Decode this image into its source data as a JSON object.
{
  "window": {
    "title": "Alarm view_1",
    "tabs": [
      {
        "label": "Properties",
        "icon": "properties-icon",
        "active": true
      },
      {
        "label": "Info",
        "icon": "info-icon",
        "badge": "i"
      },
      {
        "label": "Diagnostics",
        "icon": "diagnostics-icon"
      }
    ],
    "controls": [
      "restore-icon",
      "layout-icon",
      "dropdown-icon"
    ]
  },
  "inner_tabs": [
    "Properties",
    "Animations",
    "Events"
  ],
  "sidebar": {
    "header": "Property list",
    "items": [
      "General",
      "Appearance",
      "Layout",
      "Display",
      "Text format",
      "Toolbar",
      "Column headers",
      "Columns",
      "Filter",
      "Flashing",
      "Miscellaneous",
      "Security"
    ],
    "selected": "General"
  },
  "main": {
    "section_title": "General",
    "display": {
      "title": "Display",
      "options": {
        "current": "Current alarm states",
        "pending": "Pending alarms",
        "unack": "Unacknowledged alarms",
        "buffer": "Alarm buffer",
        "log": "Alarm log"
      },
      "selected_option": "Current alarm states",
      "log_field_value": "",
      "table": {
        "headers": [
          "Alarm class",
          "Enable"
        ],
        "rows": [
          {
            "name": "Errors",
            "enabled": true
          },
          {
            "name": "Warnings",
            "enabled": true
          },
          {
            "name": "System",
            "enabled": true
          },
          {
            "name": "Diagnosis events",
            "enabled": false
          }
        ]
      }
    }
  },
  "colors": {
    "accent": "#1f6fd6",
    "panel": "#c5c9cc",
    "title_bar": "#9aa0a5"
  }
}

----

◆ **What you should do**
Each of the records should be retyped exactly.

◆ **Final result**
Decode this image into its source data as a JSON object.
{
  "window": {
    "title": "Alarm view_1",
    "tabs": [
      {
        "label": "Properties",
        "icon": "properties-icon",
        "active": true
      },
      {
        "label": "Info",
        "icon": "info-icon",
        "badge": "i"
      },
      {
        "label": "Diagnostics",
        "icon": "diagnostics-icon"
      }
    ],
    "controls": [
      "restore-icon",
      "layout-icon",
      "dropdown-icon"
    ]
  },
  "inner_tabs": [
    "Properties",
    "Animations",
    "Events"
  ],
  "sidebar": {
    "header": "Property list",
    "items": [
      "General",
      "Appearance",
      "Layout",
      "Display",
      "Text format",
      "Toolbar",
      "Column headers",
      "Columns",
      "Filter",
      "Flashing",
      "Miscellaneous",
      "Security"
    ],
    "selected": "General"
  },
  "main": {
    "section_title": "General",
    "display": {
      "title": "Display",
      "options": {
        "current": "Current alarm states",
        "pending": "Pending alarms",
        "unack": "Unacknowledged alarms",
        "buffer": "Alarm buffer",
        "log": "Alarm log"
      },
      "selected_option": "Current alarm states",
      "log_field_value": "",
      "table": {
        "headers": [
          "Alarm class",
          "Enable"
        ],
        "rows": [
          {
            "name": "Errors",
            "enabled": true
          },
          {
            "name": "Warnings",
            "enabled": true
          },
          {
            "name": "System",
            "enabled": true
          },
          {
            "name": "Diagnosis events",
            "enabled": false
          }
        ]
      }
    }
  },
  "colors": {
    "accent": "#1f6fd6",
    "panel": "#c5c9cc",
    "title_bar": "#9aa0a5"
  }
}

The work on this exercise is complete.